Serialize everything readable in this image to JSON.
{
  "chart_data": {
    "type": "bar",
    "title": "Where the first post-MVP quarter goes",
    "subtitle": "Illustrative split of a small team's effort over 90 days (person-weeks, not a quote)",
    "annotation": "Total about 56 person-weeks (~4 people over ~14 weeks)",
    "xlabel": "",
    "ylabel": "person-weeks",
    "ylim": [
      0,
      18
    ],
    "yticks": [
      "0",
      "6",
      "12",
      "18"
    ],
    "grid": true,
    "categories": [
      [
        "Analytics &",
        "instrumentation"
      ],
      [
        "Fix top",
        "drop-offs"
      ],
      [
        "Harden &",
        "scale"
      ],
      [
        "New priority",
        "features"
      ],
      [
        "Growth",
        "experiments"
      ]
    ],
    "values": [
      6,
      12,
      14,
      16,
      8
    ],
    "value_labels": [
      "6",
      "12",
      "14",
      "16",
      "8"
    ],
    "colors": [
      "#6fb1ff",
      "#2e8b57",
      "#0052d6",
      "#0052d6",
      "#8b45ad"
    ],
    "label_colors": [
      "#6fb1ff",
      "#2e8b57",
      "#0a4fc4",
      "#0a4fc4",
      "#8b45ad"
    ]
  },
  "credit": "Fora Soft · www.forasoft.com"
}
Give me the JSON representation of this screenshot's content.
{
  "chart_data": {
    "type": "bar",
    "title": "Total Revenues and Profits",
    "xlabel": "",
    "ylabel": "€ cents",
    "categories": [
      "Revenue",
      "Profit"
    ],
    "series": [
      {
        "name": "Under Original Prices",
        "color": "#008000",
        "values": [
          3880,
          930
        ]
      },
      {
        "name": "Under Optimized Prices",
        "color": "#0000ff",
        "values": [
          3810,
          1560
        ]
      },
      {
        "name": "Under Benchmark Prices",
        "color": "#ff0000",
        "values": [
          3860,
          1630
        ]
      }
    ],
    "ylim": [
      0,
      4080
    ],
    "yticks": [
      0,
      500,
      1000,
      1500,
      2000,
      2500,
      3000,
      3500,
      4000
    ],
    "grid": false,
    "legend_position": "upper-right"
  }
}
━━━━━━━━━━━━━━━━
▶ _Task requirements_: Wherever "Under" shows up in a line, copy that line.

▶ _Exercise answer_:
        "name": "Under Original Prices",
        "name": "Under Optimized Prices",
        "name": "Under Benchmark Prices",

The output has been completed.